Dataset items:
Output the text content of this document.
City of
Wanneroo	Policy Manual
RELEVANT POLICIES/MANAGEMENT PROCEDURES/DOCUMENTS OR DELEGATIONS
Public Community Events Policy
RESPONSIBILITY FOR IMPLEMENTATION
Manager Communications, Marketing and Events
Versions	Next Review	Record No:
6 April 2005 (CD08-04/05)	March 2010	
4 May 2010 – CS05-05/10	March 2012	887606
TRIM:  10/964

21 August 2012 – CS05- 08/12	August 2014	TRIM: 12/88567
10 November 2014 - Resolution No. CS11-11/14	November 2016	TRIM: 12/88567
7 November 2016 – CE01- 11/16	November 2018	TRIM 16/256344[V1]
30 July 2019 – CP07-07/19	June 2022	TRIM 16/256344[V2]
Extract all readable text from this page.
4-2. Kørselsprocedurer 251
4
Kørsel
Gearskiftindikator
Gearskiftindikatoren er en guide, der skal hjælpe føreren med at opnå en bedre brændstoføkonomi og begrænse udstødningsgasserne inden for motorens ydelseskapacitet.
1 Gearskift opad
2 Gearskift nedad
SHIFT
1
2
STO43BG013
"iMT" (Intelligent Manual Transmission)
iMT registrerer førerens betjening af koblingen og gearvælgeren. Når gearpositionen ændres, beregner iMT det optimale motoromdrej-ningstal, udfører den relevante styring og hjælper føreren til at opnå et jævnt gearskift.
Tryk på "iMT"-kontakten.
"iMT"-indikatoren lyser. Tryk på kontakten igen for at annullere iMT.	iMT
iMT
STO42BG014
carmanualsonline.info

• **Problem description**
Pick every line with "opnå" in it and copy it.

• **Exercise output**
Gearskiftindikatoren er en guide, der skal hjælpe føreren med at opnå en bedre brændstoføkonomi og begrænse udstødningsgasserne inden for motorens ydelseskapacitet.
iMT registrerer førerens betjening af koblingen og gearvælgeren. Når gearpositionen ændres, beregner iMT det optimale motoromdrej-ningstal, udfører den relevante styring og hjælper føreren til at opnå et jævnt gearskift.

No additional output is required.